■ Supplied information
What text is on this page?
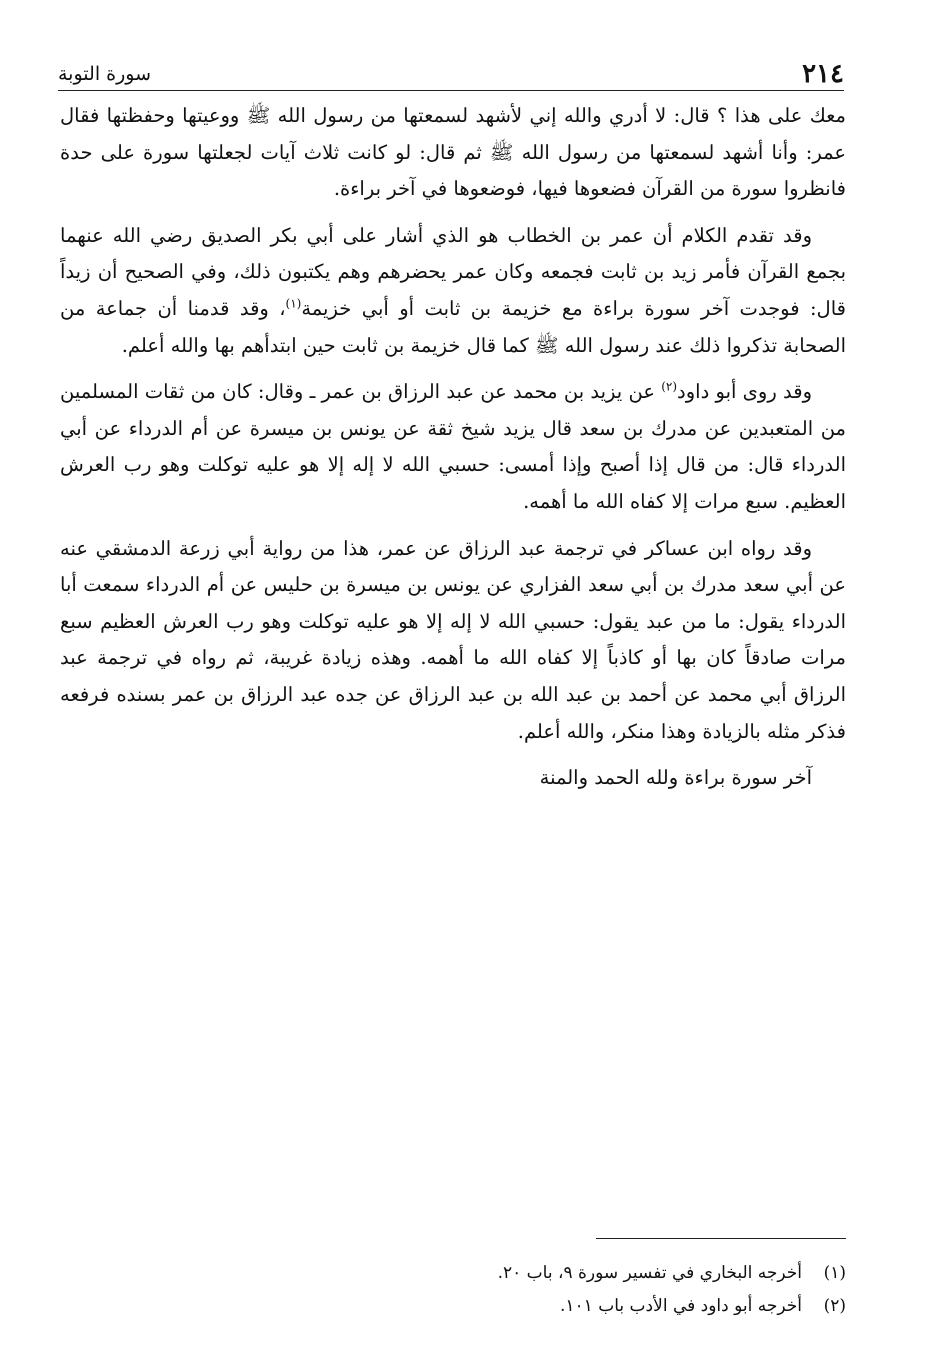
٢١٤
سورة التوبة

معك على هذا ؟ قال: لا أدري والله إني لأشهد لسمعتها من رسول الله ﷺ ووعيتها وحفظتها فقال عمر: وأنا أشهد لسمعتها من رسول الله ﷺ ثم قال: لو كانت ثلاث آيات لجعلتها سورة على حدة فانظروا سورة من القرآن فضعوها فيها، فوضعوها في آخر براءة.

وقد تقدم الكلام أن عمر بن الخطاب هو الذي أشار على أبي بكر الصديق رضي الله عنهما بجمع القرآن فأمر زيد بن ثابت فجمعه وكان عمر يحضرهم وهم يكتبون ذلك، وفي الصحيح أن زيداً قال: فوجدت آخر سورة براءة مع خزيمة بن ثابت أو أبي خزيمة$^{(١)}$، وقد قدمنا أن جماعة من الصحابة تذكروا ذلك عند رسول الله ﷺ كما قال خزيمة بن ثابت حين ابتدأهم بها والله أعلم.

وقد روى أبو داود$^{(٢)}$ عن يزيد بن محمد عن عبد الرزاق بن عمر ـ وقال: كان من ثقات المسلمين من المتعبدين عن مدرك بن سعد قال يزيد شيخ ثقة عن يونس بن ميسرة عن أم الدرداء عن أبي الدرداء قال: من قال إذا أصبح وإذا أمسى: حسبي الله لا إله إلا هو عليه توكلت وهو رب العرش العظيم. سبع مرات إلا كفاه الله ما أهمه.

وقد رواه ابن عساكر في ترجمة عبد الرزاق عن عمر، هذا من رواية أبي زرعة الدمشقي عنه عن أبي سعد مدرك بن أبي سعد الفزاري عن يونس بن ميسرة بن حليس عن أم الدرداء سمعت أبا الدرداء يقول: ما من عبد يقول: حسبي الله لا إله إلا هو عليه توكلت وهو رب العرش العظيم سبع مرات صادقاً كان بها أو كاذباً إلا كفاه الله ما أهمه. وهذه زيادة غريبة، ثم رواه في ترجمة عبد الرزاق أبي محمد عن أحمد بن عبد الله بن عبد الرزاق عن جده عبد الرزاق بن عمر بسنده فرفعه فذكر مثله بالزيادة وهذا منكر، والله أعلم.

آخر سورة براءة ولله الحمد والمنة

(١)
أخرجه البخاري في تفسير سورة ٩، باب ٢٠.
(٢)
أخرجه أبو داود في الأدب باب ١٠١.
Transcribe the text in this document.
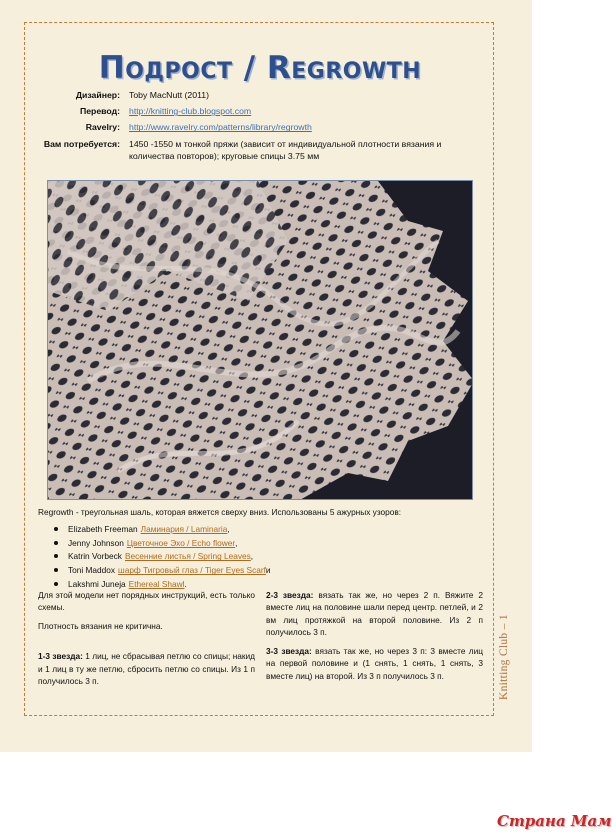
Подрост / Regrowth
Дизайнер:	Toby MacNutt (2011)
Перевод:	http://knitting-club.blogspot.com
Ravelry:	http://www.ravelry.com/patterns/library/regrowth
Вам потребуется:	1450 -1550 м тонкой пряжи (зависит от индивидуальной плотности вязания и количества повторов); круговые спицы 3.75 мм

Regrowth - треугольная шаль, которая вяжется сверху вниз. Использованы 5 ажурных узоров:

Elizabeth Freeman Ламинария / Laminaria ,
Jenny Johnson Цветочное Эхо / Echo flower ,
Katrin Vorbeck Весенние листья / Spring Leaves ,
Toni Maddox шарф Тигровый глаз / Tiger Eyes Scarf и
Lakshmi Juneja Ethereal Shawl .

Для этой модели нет порядных инструкций, есть только схемы.

Плотность вязания не критична.

1-3 звезда: 1 лиц, не сбрасывая петлю со спицы; накид и 1 лиц в ту же петлю, сбросить петлю со спицы. Из 1 п получилось 3 п.

2-3 звезда: вязать так же, но через 2 п. Вяжите 2 вместе лиц на половине шали перед центр. петлей, и 2 вм лиц протяжкой на второй половине. Из 2 п получилось 3 п.

3-3 звезда: вязать так же, но через 3 п: 3 вместе лиц на первой половине и (1 снять, 1 снять, 1 снять, 3 вместе лиц) на второй. Из 3 п получилось 3 п.	Knitting Club – 1
Страна Мам
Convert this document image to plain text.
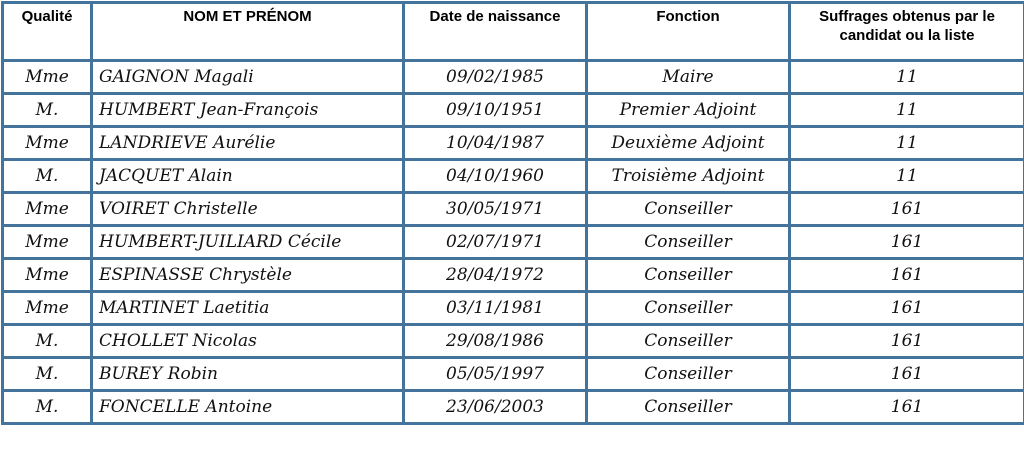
Qualité	NOM ET PRÉNOM	Date de naissance	Fonction	Suffrages obtenus par le candidat ou la liste
Mme	GAIGNON Magali	09/02/1985	Maire	11
M.	HUMBERT Jean-François	09/10/1951	Premier Adjoint	11
Mme	LANDRIEVE Aurélie	10/04/1987	Deuxième Adjoint	11
M.	JACQUET Alain	04/10/1960	Troisième Adjoint	11
Mme	VOIRET Christelle	30/05/1971	Conseiller	161
Mme	HUMBERT-JUILIARD Cécile	02/07/1971	Conseiller	161
Mme	ESPINASSE Chrystèle	28/04/1972	Conseiller	161
Mme	MARTINET Laetitia	03/11/1981	Conseiller	161
M.	CHOLLET Nicolas	29/08/1986	Conseiller	161
M.	BUREY Robin	05/05/1997	Conseiller	161
M.	FONCELLE Antoine	23/06/2003	Conseiller	161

■ Problem to solve
Output exactly the lines from the one containing "Convert this document image to plain text." through the last line of the records above, both included, and leave out the pictures.

■ Written response
Convert this document image to plain text.
Qualité	NOM ET PRÉNOM	Date de naissance	Fonction	Suffrages obtenus par le candidat ou la liste
Mme	GAIGNON Magali	09/02/1985	Maire	11
M.	HUMBERT Jean-François	09/10/1951	Premier Adjoint	11
Mme	LANDRIEVE Aurélie	10/04/1987	Deuxième Adjoint	11
M.	JACQUET Alain	04/10/1960	Troisième Adjoint	11
Mme	VOIRET Christelle	30/05/1971	Conseiller	161
Mme	HUMBERT-JUILIARD Cécile	02/07/1971	Conseiller	161
Mme	ESPINASSE Chrystèle	28/04/1972	Conseiller	161
Mme	MARTINET Laetitia	03/11/1981	Conseiller	161
M.	CHOLLET Nicolas	29/08/1986	Conseiller	161
M.	BUREY Robin	05/05/1997	Conseiller	161
M.	FONCELLE Antoine	23/06/2003	Conseiller	161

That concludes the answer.